## [TASK BRIEF]
Give the number of lines in the records below that include "cara", and nothing more.

======== STORED ROWS

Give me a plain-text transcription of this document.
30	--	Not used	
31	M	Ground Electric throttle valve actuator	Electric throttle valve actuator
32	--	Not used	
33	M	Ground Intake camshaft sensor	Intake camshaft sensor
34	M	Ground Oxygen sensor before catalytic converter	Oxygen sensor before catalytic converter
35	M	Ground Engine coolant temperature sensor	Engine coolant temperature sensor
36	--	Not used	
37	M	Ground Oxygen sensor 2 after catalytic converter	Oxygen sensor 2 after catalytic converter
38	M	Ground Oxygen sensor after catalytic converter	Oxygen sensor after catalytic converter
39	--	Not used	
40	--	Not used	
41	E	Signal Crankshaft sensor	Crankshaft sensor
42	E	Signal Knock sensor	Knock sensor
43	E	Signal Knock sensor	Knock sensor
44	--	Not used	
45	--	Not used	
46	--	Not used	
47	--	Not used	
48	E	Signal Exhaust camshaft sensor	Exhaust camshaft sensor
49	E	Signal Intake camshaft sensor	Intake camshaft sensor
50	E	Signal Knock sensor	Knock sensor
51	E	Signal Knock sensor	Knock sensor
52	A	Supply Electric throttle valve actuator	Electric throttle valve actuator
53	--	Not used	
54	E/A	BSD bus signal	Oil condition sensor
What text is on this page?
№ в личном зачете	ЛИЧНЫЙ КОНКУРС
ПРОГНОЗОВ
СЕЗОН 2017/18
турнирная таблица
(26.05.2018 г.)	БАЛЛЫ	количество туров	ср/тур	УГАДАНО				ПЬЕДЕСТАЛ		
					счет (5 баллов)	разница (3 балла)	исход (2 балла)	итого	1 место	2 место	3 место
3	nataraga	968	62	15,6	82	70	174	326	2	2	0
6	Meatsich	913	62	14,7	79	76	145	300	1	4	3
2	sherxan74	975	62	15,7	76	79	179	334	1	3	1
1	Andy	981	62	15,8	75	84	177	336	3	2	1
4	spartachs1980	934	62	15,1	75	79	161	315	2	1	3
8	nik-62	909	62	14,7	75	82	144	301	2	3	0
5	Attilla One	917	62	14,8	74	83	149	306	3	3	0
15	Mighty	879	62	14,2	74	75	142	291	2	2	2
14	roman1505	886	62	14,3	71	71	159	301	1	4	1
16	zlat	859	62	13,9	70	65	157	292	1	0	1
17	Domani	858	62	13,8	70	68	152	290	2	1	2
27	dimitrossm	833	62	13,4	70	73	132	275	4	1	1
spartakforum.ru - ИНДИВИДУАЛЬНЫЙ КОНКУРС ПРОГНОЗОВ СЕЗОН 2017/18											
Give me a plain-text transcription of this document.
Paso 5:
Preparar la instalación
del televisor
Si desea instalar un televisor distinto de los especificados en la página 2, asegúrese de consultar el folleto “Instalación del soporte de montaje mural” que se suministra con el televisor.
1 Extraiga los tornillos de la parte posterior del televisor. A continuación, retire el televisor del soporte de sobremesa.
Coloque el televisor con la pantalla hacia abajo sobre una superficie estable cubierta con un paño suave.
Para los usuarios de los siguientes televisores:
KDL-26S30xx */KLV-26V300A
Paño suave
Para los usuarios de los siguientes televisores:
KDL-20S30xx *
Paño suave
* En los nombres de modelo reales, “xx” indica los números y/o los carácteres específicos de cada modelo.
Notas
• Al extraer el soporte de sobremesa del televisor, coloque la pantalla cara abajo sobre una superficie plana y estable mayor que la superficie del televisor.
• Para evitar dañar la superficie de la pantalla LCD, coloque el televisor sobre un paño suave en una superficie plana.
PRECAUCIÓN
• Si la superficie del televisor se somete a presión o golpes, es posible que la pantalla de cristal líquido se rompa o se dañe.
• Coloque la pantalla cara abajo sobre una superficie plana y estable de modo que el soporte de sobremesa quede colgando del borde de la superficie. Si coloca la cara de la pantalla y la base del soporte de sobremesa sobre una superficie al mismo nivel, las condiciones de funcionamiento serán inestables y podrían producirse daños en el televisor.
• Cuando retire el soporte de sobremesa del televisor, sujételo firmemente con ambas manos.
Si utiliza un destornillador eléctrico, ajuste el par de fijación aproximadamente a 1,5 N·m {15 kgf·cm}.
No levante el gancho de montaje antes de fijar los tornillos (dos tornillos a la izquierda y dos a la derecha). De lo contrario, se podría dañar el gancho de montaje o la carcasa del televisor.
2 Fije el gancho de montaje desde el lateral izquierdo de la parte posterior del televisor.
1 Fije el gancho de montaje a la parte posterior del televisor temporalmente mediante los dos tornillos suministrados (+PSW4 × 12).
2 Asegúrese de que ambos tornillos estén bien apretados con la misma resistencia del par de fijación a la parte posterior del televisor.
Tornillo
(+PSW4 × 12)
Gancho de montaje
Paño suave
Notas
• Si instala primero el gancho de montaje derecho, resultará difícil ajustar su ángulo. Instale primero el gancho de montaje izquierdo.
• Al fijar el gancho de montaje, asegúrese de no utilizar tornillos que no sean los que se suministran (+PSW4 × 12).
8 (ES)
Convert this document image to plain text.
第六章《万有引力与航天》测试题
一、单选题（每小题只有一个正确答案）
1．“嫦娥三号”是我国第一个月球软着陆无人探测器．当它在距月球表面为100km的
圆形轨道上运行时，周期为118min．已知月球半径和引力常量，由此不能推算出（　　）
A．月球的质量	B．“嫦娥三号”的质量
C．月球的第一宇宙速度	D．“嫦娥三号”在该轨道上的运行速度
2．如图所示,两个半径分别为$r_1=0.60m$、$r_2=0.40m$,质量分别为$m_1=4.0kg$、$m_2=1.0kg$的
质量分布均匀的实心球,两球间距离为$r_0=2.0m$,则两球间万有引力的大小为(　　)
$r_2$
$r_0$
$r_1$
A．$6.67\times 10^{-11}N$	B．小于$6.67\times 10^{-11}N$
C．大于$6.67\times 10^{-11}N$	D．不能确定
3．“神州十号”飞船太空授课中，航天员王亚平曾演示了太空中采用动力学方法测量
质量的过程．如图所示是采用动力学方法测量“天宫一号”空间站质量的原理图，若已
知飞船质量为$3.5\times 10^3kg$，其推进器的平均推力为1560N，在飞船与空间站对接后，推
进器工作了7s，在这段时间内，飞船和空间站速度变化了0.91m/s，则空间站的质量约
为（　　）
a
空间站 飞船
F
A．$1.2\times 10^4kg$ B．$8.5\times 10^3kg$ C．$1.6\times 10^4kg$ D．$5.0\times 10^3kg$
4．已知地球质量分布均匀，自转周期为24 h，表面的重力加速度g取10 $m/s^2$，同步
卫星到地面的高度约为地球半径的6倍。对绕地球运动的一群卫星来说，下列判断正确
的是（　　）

================

## [RESULT OF THE EXERCISE]
2